Each line that holds the word "Setup" is to be identified and copied.

+++ EXTRACTED MATERIAL

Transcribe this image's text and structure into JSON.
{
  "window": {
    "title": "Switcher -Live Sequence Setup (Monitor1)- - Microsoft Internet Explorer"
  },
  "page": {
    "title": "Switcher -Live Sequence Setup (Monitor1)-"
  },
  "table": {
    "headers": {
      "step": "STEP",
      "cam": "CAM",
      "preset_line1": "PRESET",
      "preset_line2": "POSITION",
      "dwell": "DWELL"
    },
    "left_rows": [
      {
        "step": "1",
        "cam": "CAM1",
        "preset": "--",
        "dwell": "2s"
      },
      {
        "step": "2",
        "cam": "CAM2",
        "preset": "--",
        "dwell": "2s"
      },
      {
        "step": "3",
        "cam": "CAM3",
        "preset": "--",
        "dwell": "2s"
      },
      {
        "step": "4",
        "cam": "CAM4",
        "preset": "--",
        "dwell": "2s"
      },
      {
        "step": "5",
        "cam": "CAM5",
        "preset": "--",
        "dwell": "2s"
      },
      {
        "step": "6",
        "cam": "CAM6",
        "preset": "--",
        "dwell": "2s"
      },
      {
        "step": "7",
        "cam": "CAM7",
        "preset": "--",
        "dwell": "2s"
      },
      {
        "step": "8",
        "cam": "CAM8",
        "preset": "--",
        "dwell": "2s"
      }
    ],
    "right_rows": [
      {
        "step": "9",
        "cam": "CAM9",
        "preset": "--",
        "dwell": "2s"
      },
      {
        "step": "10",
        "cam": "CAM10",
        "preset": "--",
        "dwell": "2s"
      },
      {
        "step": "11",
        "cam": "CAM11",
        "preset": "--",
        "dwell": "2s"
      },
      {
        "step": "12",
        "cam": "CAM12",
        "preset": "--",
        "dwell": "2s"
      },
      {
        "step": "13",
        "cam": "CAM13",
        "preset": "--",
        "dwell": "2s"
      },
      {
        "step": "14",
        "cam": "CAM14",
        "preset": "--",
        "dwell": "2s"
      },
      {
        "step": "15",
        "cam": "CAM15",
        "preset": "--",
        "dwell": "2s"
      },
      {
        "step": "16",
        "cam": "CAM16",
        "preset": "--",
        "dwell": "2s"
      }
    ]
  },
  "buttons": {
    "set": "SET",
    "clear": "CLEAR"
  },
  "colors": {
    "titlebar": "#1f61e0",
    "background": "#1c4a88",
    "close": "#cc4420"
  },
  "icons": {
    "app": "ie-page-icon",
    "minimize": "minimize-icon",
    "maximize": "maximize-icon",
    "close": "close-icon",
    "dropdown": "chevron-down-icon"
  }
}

++++++

■ **ANSWER FOR THE TASK**
    "title": "Switcher -Live Sequence Setup (Monitor1)- - Microsoft Internet Explorer"
    "title": "Switcher -Live Sequence Setup (Monitor1)-"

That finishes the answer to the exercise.